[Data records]
==*==

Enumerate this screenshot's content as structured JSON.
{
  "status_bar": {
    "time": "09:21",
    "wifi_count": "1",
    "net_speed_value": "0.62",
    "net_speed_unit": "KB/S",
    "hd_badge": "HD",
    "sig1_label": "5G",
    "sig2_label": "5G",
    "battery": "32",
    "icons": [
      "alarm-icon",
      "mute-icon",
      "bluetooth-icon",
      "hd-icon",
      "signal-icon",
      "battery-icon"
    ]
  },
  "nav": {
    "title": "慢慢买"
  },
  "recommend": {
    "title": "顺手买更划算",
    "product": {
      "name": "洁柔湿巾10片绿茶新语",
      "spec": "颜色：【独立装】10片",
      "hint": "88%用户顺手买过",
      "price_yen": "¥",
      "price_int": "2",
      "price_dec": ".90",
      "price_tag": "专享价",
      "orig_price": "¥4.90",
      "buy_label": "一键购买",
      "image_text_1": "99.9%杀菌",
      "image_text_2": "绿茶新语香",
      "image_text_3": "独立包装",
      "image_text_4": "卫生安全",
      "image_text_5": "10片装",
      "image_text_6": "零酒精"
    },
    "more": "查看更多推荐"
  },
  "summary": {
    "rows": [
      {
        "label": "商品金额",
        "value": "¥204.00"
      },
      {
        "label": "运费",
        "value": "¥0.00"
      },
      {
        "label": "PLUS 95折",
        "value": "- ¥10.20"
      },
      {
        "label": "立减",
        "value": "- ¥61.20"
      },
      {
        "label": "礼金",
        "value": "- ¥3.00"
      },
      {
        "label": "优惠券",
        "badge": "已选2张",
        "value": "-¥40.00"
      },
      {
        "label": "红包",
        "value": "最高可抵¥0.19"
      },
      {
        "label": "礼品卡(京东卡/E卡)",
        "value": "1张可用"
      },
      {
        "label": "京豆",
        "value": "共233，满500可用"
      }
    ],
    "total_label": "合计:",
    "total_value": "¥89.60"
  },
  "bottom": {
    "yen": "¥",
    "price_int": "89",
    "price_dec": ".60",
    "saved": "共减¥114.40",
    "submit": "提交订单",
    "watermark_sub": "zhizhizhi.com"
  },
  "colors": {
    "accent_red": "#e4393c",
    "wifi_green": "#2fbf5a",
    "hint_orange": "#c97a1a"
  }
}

==*==

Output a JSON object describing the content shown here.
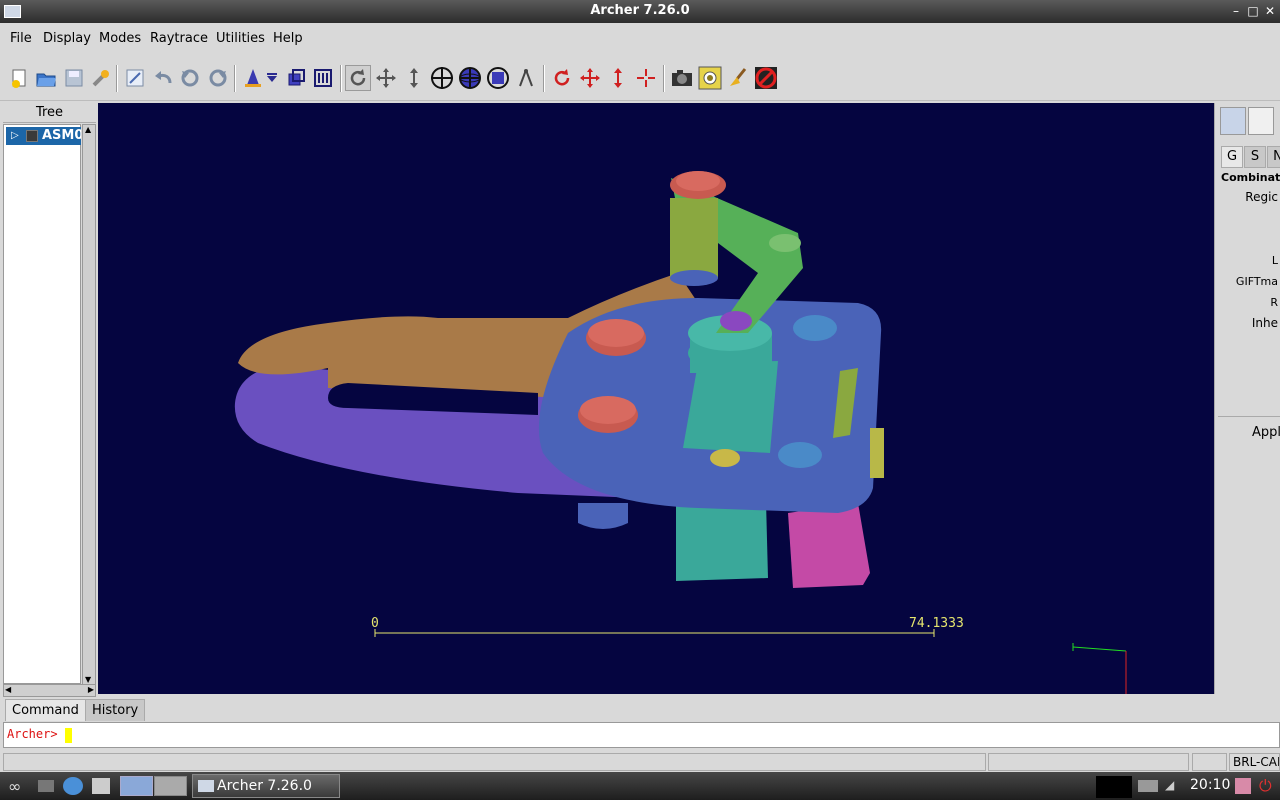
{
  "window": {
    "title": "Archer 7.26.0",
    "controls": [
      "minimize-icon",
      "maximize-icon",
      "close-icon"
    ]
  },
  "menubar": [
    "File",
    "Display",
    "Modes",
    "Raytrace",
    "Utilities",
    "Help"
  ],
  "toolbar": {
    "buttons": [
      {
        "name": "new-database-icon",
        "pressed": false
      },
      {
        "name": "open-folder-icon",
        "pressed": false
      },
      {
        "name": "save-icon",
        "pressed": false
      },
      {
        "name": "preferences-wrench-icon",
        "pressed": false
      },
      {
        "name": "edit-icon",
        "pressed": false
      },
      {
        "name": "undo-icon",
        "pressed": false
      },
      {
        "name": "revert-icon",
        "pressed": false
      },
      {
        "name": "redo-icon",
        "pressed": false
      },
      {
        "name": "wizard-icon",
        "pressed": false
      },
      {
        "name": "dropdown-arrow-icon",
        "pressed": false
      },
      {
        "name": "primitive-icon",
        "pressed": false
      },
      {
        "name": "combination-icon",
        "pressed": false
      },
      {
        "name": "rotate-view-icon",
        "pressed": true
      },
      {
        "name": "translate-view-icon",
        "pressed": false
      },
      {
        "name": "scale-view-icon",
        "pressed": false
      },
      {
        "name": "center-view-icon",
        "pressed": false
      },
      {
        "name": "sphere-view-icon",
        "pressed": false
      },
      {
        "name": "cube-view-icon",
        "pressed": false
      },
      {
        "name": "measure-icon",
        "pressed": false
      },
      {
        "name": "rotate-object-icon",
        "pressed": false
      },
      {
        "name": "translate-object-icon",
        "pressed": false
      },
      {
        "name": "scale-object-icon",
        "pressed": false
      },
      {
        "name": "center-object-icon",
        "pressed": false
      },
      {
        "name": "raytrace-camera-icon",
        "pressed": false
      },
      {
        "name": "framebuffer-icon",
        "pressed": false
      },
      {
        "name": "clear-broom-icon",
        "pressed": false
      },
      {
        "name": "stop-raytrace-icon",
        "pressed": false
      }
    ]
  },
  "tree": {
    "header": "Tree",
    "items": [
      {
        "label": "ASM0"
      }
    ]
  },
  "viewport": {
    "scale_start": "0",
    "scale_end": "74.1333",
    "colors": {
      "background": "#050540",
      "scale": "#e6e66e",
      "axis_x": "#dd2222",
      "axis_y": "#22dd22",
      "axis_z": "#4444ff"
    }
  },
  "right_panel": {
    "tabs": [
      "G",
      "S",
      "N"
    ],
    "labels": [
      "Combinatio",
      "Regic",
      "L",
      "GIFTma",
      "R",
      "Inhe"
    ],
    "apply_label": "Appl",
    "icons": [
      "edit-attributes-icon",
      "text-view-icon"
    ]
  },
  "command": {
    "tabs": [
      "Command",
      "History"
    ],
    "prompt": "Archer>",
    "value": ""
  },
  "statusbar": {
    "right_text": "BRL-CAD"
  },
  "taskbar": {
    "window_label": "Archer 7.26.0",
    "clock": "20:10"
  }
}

==*==

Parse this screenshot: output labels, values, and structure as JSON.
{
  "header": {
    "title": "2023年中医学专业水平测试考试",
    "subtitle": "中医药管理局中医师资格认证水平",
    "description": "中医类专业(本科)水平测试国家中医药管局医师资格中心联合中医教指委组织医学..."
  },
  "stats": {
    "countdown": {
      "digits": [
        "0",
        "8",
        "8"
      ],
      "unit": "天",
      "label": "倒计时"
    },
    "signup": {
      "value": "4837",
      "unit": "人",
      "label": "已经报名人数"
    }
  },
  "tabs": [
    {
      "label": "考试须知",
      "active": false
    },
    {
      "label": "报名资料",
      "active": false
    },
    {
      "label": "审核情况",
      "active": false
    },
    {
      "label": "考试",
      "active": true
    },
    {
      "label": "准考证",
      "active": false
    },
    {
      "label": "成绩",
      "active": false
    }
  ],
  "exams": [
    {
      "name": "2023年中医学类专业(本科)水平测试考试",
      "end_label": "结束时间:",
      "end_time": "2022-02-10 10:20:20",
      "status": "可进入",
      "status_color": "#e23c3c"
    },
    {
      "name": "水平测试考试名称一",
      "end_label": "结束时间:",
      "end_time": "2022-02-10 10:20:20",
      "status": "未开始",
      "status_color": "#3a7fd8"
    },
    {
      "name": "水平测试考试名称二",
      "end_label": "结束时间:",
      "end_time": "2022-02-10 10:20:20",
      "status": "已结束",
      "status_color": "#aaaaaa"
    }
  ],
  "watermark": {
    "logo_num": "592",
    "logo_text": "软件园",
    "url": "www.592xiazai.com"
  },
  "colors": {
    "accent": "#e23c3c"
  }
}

==*==

* _What you will do_:
Pick out and copy every line that contains the word "edit".

* _Result below_:
        "name": "edit-icon",
      "edit-attributes-icon",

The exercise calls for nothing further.